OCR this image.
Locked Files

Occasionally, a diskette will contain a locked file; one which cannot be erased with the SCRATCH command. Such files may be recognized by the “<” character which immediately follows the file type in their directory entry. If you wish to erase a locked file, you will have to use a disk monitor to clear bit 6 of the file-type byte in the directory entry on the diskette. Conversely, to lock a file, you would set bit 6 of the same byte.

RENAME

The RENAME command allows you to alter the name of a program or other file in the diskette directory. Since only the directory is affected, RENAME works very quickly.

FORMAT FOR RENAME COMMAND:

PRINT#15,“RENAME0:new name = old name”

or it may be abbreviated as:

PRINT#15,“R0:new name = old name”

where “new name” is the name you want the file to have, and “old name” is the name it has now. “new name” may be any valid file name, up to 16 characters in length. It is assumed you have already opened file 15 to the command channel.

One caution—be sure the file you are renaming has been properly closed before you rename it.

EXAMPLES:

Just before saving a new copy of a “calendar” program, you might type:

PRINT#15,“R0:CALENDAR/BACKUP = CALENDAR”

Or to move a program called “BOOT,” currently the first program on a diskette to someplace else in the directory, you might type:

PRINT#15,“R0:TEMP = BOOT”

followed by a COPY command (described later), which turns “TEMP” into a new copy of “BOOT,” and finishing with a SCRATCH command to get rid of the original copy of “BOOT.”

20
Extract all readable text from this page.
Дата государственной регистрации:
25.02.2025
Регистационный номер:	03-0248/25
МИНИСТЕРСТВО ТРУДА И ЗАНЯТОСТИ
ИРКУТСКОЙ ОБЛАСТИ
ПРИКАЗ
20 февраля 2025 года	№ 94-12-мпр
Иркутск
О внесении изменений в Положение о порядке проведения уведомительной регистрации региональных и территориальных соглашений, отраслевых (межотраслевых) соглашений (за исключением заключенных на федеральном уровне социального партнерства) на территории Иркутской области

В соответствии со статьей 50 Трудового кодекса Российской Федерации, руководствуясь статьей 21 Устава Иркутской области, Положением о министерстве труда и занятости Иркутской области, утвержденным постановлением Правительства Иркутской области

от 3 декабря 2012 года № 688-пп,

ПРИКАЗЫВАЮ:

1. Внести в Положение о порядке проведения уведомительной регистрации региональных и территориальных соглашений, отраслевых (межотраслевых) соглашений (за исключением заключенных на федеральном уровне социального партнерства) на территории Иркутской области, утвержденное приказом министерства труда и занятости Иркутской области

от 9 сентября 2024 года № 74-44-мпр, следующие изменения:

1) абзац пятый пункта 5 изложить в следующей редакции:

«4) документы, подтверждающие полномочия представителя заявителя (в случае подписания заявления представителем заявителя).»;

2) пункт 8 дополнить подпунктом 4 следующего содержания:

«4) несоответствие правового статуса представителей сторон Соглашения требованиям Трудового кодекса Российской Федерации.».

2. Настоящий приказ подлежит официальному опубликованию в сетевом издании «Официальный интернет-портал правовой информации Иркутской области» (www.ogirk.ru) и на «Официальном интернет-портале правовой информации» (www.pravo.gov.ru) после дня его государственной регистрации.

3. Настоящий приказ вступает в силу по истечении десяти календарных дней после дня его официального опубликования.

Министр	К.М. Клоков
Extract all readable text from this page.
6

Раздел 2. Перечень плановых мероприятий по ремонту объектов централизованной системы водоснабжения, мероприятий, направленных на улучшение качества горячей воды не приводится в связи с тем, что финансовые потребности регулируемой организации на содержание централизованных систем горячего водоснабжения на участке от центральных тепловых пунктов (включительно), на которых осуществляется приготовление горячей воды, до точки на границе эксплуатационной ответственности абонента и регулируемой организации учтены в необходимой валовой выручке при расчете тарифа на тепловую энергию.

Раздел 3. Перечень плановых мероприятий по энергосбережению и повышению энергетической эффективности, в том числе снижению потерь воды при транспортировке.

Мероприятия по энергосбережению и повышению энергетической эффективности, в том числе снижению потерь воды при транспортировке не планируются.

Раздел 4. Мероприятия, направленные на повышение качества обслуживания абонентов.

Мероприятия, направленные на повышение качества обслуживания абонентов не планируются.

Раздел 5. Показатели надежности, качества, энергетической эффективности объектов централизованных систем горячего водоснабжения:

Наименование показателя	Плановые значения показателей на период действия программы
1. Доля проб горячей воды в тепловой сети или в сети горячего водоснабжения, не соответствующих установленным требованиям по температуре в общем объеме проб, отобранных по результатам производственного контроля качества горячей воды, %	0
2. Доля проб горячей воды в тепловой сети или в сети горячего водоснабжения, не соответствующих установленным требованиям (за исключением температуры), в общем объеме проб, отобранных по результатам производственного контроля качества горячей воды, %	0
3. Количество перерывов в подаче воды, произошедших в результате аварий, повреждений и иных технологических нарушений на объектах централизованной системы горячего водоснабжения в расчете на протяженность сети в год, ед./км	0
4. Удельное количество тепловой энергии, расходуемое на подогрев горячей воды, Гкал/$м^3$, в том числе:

#####

Find and copy every line in the entries above where the string "направленные" occurs.

Раздел 4. Мероприятия, направленные на повышение качества обслуживания абонентов.
Мероприятия, направленные на повышение качества обслуживания абонентов не планируются.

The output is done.